Todos tenemos sed de alegría y de felicidad, un deseo inscrito en el corazón humano. Hemos sido creados para ser dichosos y felices: es el proyecto creador y salvador de Dios.

Sin embargo, vivimos en un mundo escaso de alegría. El dinero, el confort, la seguridad material no faltan con frecuencia; sin embargo, el tedio, la aflicción, la tristeza forman parte, por desgracia, de la vida de muchos. Esto llega a veces hasta la angustia y la desesperación. La sociedad tecnológica con sus avances no engendra verdadera alegría. A la vez, el mundo se ve acosado por muchos problemas, el futuro está gravado por incógnitas y temores; no faltan dificultades personales y sociales, contrariedades y sufrimientos en la vida; muchos sienten la soledad, sufren el abandono o quedan descartados; la enfermedad toca a nuestra puerta y la muerte aparece entre los nuestros.

+ + + +

Tarea asignada: Copia el fragmento del texto sobre la alegría que comienza en las palabras "Todos tenemos sed" y termina después de "entre los nuestros.", pero cambia "tristeza" por "melancolía". El material siguiente proviene de una fuente distinta a la del texto sobre la alegría.

Datos para la comprensión de documentos:
+ + + +

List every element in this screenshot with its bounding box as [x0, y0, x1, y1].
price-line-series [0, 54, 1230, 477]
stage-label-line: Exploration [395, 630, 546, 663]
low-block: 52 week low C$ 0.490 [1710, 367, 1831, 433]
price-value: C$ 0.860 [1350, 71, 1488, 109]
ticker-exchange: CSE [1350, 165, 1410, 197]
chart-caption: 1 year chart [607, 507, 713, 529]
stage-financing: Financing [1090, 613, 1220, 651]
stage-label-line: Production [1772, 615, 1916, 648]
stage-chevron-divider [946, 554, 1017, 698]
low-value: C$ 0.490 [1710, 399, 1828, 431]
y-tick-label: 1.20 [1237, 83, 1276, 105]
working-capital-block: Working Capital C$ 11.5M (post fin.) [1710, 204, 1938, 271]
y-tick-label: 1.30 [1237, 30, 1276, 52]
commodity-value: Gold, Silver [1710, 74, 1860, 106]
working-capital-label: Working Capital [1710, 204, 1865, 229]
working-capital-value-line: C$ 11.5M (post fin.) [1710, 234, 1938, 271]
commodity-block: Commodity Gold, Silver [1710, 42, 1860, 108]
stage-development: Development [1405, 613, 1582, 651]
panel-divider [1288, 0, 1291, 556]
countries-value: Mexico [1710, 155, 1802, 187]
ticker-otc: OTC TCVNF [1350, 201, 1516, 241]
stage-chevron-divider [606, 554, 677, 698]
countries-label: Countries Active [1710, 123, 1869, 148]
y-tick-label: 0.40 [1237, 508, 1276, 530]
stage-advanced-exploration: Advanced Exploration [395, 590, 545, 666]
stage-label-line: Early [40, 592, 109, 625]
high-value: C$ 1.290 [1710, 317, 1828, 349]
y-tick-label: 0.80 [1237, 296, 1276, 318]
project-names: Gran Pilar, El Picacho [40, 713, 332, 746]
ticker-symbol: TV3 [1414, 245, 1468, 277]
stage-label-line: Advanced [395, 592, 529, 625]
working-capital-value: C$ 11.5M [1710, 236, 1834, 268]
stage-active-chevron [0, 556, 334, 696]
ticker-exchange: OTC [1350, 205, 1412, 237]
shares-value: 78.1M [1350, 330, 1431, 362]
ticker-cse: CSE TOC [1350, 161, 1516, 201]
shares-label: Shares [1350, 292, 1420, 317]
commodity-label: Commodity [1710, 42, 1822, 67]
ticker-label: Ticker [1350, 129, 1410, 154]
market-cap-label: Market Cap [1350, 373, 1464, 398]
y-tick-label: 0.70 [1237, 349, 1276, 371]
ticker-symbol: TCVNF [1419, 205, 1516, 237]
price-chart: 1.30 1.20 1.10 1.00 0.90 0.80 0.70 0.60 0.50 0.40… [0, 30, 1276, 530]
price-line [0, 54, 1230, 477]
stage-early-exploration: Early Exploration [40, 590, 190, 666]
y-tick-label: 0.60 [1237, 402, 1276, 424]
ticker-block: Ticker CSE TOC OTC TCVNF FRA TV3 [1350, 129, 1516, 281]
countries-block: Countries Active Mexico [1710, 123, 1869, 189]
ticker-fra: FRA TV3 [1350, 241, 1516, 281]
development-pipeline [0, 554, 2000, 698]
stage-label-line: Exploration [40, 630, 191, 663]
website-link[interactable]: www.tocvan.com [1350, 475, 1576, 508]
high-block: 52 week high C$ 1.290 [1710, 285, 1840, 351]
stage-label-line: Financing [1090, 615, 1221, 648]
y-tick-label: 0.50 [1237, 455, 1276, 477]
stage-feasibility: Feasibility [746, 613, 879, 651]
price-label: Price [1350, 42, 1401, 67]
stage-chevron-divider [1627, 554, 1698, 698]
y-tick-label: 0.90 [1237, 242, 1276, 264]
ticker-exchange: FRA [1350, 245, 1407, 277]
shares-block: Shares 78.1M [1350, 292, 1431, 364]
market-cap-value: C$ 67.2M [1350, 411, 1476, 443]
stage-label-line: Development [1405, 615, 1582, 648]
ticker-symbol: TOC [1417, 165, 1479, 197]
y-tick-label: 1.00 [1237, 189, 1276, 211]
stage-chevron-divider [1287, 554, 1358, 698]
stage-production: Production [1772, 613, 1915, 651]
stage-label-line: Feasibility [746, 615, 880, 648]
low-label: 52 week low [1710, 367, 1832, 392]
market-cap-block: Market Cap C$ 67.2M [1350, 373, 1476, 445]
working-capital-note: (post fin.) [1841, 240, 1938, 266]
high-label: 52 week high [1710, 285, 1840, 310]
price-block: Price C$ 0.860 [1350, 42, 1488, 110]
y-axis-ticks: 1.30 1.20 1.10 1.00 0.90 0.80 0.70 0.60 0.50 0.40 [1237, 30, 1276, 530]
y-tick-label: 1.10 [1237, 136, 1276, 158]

+ + + +

Resultado:
Todos tenemos sed de alegría y de felicidad, un deseo inscrito en el corazón humano. Hemos sido creados para ser dichosos y felices: es el proyecto creador y salvador de Dios.

Sin embargo, vivimos en un mundo escaso de alegría. El dinero, el confort, la seguridad material no faltan con frecuencia; sin embargo, el tedio, la aflicción, la melancolía forman parte, por desgracia, de la vida de muchos. Esto llega a veces hasta la angustia y la desesperación. La sociedad tecnológica con sus avances no engendra verdadera alegría. A la vez, el mundo se ve acosado por muchos problemas, el futuro está gravado por incógnitas y temores; no faltan dificultades personales y sociales, contrariedades y sufrimientos en la vida; muchos sienten la soledad, sufren el abandono o quedan descartados; la enfermedad toca a nuestra puerta y la muerte aparece entre los nuestros.